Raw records
────────

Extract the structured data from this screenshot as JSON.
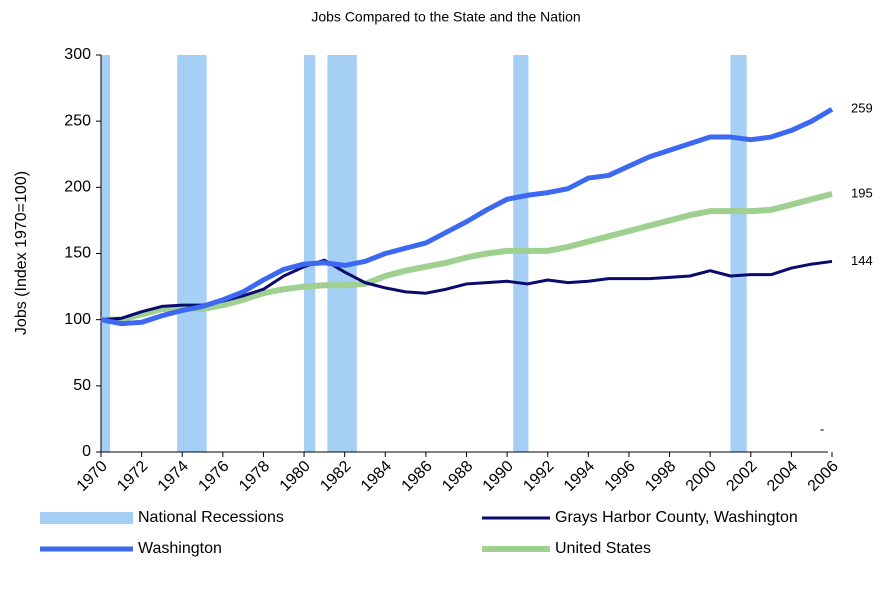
{
  "chart_data": {
    "type": "line",
    "title": "Jobs Compared to the State and the Nation",
    "y_label": "Jobs (Index 1970=100)",
    "x": [
      1970,
      1971,
      1972,
      1973,
      1974,
      1975,
      1976,
      1977,
      1978,
      1979,
      1980,
      1981,
      1982,
      1983,
      1984,
      1985,
      1986,
      1987,
      1988,
      1989,
      1990,
      1991,
      1992,
      1993,
      1994,
      1995,
      1996,
      1997,
      1998,
      1999,
      2000,
      2001,
      2002,
      2003,
      2004,
      2005,
      2006
    ],
    "series": [
      {
        "name": "Grays Harbor County, Washington",
        "color": "#0b0b6e",
        "width": 3,
        "values": [
          100,
          101,
          106,
          110,
          111,
          111,
          114,
          118,
          123,
          133,
          140,
          145,
          136,
          128,
          124,
          121,
          120,
          123,
          127,
          128,
          129,
          127,
          130,
          128,
          129,
          131,
          131,
          131,
          132,
          133,
          137,
          133,
          134,
          134,
          139,
          142,
          144
        ]
      },
      {
        "name": "Washington",
        "color": "#3d68f2",
        "width": 5,
        "values": [
          100,
          97,
          98,
          103,
          107,
          110,
          115,
          121,
          130,
          138,
          142,
          143,
          141,
          144,
          150,
          154,
          158,
          166,
          174,
          183,
          191,
          194,
          196,
          199,
          207,
          209,
          216,
          223,
          228,
          233,
          238,
          238,
          236,
          238,
          243,
          250,
          259
        ]
      },
      {
        "name": "United States",
        "color": "#9fd08f",
        "width": 6,
        "values": [
          100,
          100,
          104,
          108,
          109,
          108,
          111,
          115,
          120,
          123,
          125,
          126,
          126,
          127,
          133,
          137,
          140,
          143,
          147,
          150,
          152,
          152,
          152,
          155,
          159,
          163,
          167,
          171,
          175,
          179,
          182,
          182,
          182,
          183,
          187,
          191,
          195
        ]
      }
    ],
    "recessions": {
      "name": "National Recessions",
      "color": "#a6cff6",
      "periods": [
        [
          1970,
          1970.45
        ],
        [
          1973.75,
          1975.2
        ],
        [
          1980,
          1980.55
        ],
        [
          1981.15,
          1982.6
        ],
        [
          1990.3,
          1991.05
        ],
        [
          2001,
          2001.8
        ]
      ]
    },
    "annotation": "-",
    "xlim": [
      1970,
      2006
    ],
    "xticks": [
      1970,
      1972,
      1974,
      1976,
      1978,
      1980,
      1982,
      1984,
      1986,
      1988,
      1990,
      1992,
      1994,
      1996,
      1998,
      2000,
      2002,
      2004,
      2006
    ],
    "ylim": [
      0,
      300
    ],
    "yticks": [
      0,
      50,
      100,
      150,
      200,
      250,
      300
    ]
  }
}
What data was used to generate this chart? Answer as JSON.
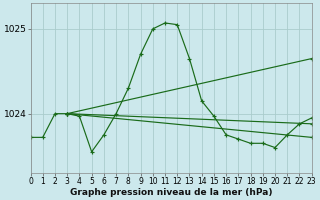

────────

▸ INSTRUCTION: Locate the lines above that hold the word "Washington". Show every one of them.

▸ TASK OUTPUT:
        "name": "Grays Harbor County, Washington",
        "name": "Washington",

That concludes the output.